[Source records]
________________

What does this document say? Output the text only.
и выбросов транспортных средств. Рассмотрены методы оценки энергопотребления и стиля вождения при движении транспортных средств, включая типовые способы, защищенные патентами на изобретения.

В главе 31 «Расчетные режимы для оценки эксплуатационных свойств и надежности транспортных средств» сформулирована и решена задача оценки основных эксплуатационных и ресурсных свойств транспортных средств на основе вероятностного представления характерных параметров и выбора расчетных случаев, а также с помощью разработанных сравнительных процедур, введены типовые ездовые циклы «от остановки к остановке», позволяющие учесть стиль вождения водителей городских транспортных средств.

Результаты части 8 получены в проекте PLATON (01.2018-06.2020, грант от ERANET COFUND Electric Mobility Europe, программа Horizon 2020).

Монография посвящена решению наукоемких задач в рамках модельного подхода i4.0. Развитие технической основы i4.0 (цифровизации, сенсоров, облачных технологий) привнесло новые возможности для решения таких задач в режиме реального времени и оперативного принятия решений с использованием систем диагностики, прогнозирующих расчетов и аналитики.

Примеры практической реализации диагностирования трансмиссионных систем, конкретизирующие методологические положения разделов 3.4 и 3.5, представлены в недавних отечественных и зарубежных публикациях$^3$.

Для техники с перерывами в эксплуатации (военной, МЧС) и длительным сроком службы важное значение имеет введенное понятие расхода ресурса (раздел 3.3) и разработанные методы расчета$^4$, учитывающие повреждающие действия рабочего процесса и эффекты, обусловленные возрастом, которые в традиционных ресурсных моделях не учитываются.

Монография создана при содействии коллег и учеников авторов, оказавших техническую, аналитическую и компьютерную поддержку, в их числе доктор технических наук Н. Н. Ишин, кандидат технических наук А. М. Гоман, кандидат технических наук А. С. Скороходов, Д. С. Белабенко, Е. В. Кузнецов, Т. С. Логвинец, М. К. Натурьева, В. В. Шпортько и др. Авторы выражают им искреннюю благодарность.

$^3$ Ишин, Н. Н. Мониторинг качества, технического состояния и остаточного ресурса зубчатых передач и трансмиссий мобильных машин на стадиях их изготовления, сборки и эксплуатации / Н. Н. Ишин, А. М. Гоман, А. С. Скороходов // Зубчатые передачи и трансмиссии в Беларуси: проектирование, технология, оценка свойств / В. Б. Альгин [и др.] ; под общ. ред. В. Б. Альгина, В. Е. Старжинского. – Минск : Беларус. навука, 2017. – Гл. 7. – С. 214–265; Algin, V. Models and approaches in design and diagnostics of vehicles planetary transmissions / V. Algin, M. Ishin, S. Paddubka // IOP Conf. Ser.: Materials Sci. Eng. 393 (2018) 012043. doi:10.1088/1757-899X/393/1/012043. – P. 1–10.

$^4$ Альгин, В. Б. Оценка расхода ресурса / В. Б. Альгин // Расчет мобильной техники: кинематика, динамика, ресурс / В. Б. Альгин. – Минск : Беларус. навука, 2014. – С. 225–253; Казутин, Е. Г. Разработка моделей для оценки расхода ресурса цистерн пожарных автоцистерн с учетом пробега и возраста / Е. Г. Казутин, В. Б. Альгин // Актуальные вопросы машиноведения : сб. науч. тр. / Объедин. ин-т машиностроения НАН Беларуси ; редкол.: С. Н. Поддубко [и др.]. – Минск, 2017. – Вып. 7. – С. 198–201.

________________

▶ _What is asked_
Your task is to retype all of the records exactly.

▶ _Answer_
What does this document say? Output the text only.
и выбросов транспортных средств. Рассмотрены методы оценки энергопотребления и стиля вождения при движении транспортных средств, включая типовые способы, защищенные патентами на изобретения.

В главе 31 «Расчетные режимы для оценки эксплуатационных свойств и надежности транспортных средств» сформулирована и решена задача оценки основных эксплуатационных и ресурсных свойств транспортных средств на основе вероятностного представления характерных параметров и выбора расчетных случаев, а также с помощью разработанных сравнительных процедур, введены типовые ездовые циклы «от остановки к остановке», позволяющие учесть стиль вождения водителей городских транспортных средств.

Результаты части 8 получены в проекте PLATON (01.2018-06.2020, грант от ERANET COFUND Electric Mobility Europe, программа Horizon 2020).

Монография посвящена решению наукоемких задач в рамках модельного подхода i4.0. Развитие технической основы i4.0 (цифровизации, сенсоров, облачных технологий) привнесло новые возможности для решения таких задач в режиме реального времени и оперативного принятия решений с использованием систем диагностики, прогнозирующих расчетов и аналитики.

Примеры практической реализации диагностирования трансмиссионных систем, конкретизирующие методологические положения разделов 3.4 и 3.5, представлены в недавних отечественных и зарубежных публикациях$^3$.

Для техники с перерывами в эксплуатации (военной, МЧС) и длительным сроком службы важное значение имеет введенное понятие расхода ресурса (раздел 3.3) и разработанные методы расчета$^4$, учитывающие повреждающие действия рабочего процесса и эффекты, обусловленные возрастом, которые в традиционных ресурсных моделях не учитываются.

Монография создана при содействии коллег и учеников авторов, оказавших техническую, аналитическую и компьютерную поддержку, в их числе доктор технических наук Н. Н. Ишин, кандидат технических наук А. М. Гоман, кандидат технических наук А. С. Скороходов, Д. С. Белабенко, Е. В. Кузнецов, Т. С. Логвинец, М. К. Натурьева, В. В. Шпортько и др. Авторы выражают им искреннюю благодарность.

$^3$ Ишин, Н. Н. Мониторинг качества, технического состояния и остаточного ресурса зубчатых передач и трансмиссий мобильных машин на стадиях их изготовления, сборки и эксплуатации / Н. Н. Ишин, А. М. Гоман, А. С. Скороходов // Зубчатые передачи и трансмиссии в Беларуси: проектирование, технология, оценка свойств / В. Б. Альгин [и др.] ; под общ. ред. В. Б. Альгина, В. Е. Старжинского. – Минск : Беларус. навука, 2017. – Гл. 7. – С. 214–265; Algin, V. Models and approaches in design and diagnostics of vehicles planetary transmissions / V. Algin, M. Ishin, S. Paddubka // IOP Conf. Ser.: Materials Sci. Eng. 393 (2018) 012043. doi:10.1088/1757-899X/393/1/012043. – P. 1–10.

$^4$ Альгин, В. Б. Оценка расхода ресурса / В. Б. Альгин // Расчет мобильной техники: кинематика, динамика, ресурс / В. Б. Альгин. – Минск : Беларус. навука, 2014. – С. 225–253; Казутин, Е. Г. Разработка моделей для оценки расхода ресурса цистерн пожарных автоцистерн с учетом пробега и возраста / Е. Г. Казутин, В. Б. Альгин // Актуальные вопросы машиноведения : сб. науч. тр. / Объедин. ин-т машиностроения НАН Беларуси ; редкол.: С. Н. Поддубко [и др.]. – Минск, 2017. – Вып. 7. – С. 198–201.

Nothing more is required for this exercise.